Description of the task: The records that follow must be reproduced in full, exactly as written.
>> Begin
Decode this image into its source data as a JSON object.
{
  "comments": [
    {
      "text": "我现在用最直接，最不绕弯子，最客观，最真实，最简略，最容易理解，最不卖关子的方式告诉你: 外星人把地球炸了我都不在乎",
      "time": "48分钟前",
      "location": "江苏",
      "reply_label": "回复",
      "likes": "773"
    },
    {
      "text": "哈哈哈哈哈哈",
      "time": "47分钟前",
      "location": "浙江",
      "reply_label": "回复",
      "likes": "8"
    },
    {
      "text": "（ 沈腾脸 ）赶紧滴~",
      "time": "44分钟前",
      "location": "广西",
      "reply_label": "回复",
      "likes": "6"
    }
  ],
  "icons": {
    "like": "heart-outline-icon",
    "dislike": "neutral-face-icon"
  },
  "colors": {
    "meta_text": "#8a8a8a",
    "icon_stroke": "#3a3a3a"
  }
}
>> End
Output of the task:
Decode this image into its source data as a JSON object.
{
  "comments": [
    {
      "text": "我现在用最直接，最不绕弯子，最客观，最真实，最简略，最容易理解，最不卖关子的方式告诉你: 外星人把地球炸了我都不在乎",
      "time": "48分钟前",
      "location": "江苏",
      "reply_label": "回复",
      "likes": "773"
    },
    {
      "text": "哈哈哈哈哈哈",
      "time": "47分钟前",
      "location": "浙江",
      "reply_label": "回复",
      "likes": "8"
    },
    {
      "text": "（ 沈腾脸 ）赶紧滴~",
      "time": "44分钟前",
      "location": "广西",
      "reply_label": "回复",
      "likes": "6"
    }
  ],
  "icons": {
    "like": "heart-outline-icon",
    "dislike": "neutral-face-icon"
  },
  "colors": {
    "meta_text": "#8a8a8a",
    "icon_stroke": "#3a3a3a"
  }
}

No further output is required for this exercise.